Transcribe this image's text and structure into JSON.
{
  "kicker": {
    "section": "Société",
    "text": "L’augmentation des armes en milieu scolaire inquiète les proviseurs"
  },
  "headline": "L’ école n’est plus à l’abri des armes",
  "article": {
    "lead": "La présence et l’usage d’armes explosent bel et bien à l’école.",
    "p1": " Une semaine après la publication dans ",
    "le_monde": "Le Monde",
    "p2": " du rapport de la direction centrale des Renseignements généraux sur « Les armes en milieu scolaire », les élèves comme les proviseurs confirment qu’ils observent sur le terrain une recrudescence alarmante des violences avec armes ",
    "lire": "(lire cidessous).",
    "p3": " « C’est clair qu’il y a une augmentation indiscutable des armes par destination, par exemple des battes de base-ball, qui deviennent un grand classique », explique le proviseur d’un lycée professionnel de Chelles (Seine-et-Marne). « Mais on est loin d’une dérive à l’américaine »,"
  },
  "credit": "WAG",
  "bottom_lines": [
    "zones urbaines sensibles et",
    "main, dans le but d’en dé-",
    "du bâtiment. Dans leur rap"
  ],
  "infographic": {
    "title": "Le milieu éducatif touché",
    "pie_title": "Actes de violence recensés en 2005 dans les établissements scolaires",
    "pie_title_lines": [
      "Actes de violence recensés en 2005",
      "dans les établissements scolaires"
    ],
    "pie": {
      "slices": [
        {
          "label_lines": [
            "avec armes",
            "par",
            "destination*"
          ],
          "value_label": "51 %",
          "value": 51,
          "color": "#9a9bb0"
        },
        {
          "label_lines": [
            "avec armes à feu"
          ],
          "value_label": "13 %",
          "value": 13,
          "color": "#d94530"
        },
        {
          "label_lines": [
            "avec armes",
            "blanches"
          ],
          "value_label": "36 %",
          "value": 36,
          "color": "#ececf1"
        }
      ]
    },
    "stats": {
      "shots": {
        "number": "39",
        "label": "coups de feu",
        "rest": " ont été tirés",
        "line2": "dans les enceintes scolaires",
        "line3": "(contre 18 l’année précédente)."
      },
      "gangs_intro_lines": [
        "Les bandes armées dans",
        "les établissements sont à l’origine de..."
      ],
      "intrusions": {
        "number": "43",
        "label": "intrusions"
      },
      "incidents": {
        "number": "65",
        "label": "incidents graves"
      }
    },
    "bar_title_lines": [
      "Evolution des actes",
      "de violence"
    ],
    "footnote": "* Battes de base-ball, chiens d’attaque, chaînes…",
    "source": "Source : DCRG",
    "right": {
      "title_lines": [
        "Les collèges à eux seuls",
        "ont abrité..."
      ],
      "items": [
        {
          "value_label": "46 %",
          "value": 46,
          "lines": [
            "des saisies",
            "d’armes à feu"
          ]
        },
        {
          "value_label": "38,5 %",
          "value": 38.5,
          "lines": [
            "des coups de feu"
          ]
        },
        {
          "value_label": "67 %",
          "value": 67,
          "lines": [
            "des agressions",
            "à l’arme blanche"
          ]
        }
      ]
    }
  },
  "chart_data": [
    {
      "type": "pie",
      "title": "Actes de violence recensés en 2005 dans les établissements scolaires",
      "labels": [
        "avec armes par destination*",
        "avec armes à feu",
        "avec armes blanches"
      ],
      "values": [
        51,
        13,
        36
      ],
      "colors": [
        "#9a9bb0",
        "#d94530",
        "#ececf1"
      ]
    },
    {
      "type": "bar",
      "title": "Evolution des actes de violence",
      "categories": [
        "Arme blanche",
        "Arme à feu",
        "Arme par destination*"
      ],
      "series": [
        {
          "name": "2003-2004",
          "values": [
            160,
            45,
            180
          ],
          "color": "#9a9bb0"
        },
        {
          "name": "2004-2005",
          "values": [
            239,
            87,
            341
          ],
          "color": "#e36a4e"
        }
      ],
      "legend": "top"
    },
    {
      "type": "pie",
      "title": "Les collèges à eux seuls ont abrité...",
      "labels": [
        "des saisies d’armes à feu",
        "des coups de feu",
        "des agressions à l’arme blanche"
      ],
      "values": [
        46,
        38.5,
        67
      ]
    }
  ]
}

++++

[EXERCISE AIM]:
From the entries above, select each line containing the string "ball".

[SOLVED EXERCISE]:
    "p3": " « C’est clair qu’il y a une augmentation indiscutable des armes par destination, par exemple des battes de base-ball, qui deviennent un grand classique », explique le proviseur d’un lycée professionnel de Chelles (Seine-et-Marne). « Mais on est loin d’une dérive à l’américaine »,"
    "footnote": "* Battes de base-ball, chiens d’attaque, chaînes…",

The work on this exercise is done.